PROBLEM DETAILS
Pick out every line holding the string "type" and copy it.
[Begin INFORMATION SHOWN]
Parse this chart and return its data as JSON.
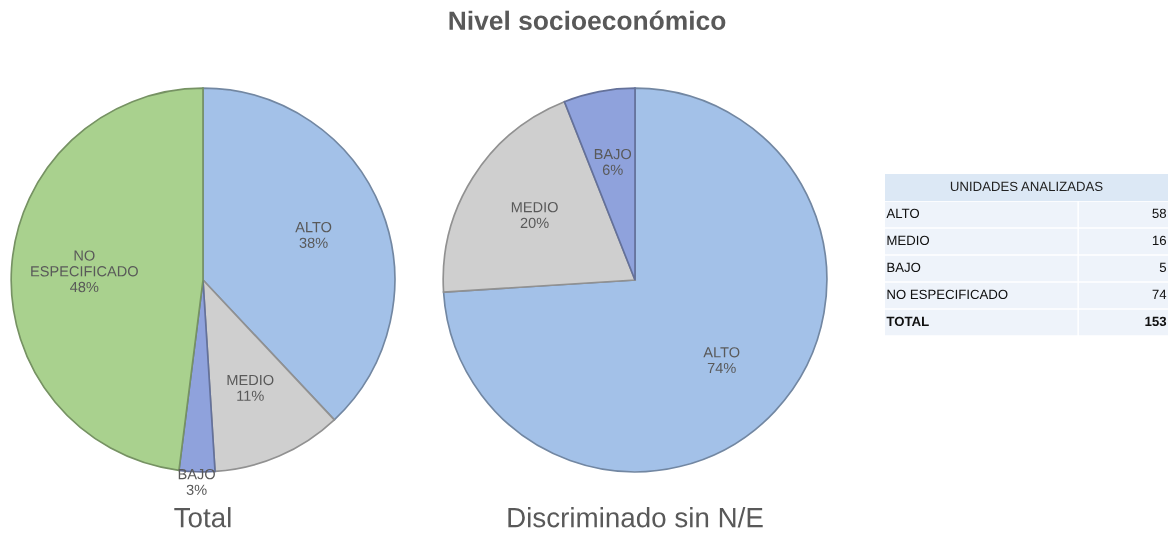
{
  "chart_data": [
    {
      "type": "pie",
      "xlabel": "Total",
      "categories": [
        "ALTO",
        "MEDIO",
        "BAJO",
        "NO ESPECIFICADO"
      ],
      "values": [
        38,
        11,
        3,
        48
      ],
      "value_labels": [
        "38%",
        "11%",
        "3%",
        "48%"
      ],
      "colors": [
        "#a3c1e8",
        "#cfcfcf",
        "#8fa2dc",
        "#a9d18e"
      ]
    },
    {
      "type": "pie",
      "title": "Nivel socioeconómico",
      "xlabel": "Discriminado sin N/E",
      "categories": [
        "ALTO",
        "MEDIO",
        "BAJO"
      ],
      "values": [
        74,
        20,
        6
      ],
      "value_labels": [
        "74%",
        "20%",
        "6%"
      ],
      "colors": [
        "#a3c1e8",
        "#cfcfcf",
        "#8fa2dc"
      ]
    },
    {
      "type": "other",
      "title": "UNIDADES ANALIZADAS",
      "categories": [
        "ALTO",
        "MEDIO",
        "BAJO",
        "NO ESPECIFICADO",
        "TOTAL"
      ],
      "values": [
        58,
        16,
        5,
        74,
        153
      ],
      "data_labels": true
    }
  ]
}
[End INFORMATION SHOWN]
[Begin INFORMATION SHOWN]
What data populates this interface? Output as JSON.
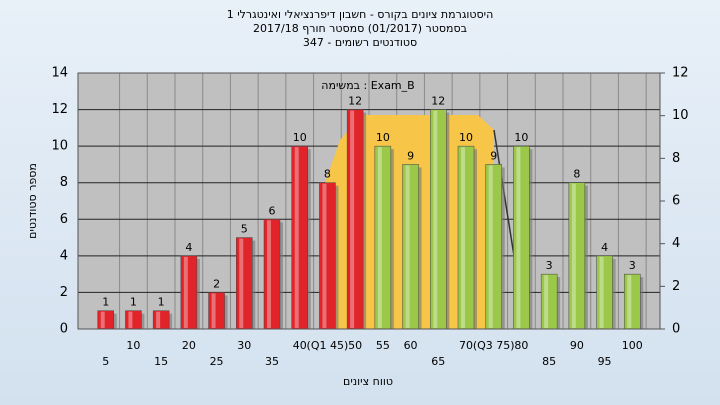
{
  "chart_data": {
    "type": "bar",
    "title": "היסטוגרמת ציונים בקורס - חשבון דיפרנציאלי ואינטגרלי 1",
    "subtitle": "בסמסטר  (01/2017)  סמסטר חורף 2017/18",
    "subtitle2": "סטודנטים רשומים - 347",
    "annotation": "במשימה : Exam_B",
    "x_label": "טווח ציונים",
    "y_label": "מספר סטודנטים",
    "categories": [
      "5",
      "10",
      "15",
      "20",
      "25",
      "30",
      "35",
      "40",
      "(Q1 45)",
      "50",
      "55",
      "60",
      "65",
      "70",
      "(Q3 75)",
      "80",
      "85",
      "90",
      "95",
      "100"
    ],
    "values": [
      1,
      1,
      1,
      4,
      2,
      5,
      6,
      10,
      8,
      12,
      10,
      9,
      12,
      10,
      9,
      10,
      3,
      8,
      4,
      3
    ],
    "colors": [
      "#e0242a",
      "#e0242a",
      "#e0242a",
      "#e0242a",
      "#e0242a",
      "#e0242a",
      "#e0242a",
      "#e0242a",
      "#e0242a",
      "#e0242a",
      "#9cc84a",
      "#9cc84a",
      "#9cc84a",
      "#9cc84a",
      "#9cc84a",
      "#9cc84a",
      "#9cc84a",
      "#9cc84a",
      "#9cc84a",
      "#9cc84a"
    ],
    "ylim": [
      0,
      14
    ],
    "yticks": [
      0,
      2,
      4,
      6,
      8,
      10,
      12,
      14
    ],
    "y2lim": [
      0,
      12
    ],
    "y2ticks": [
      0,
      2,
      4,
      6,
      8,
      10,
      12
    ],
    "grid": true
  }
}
[End INFORMATION SHOWN]
RESULT
      "type": "pie",
      "type": "pie",
      "type": "other",
    "type": "bar",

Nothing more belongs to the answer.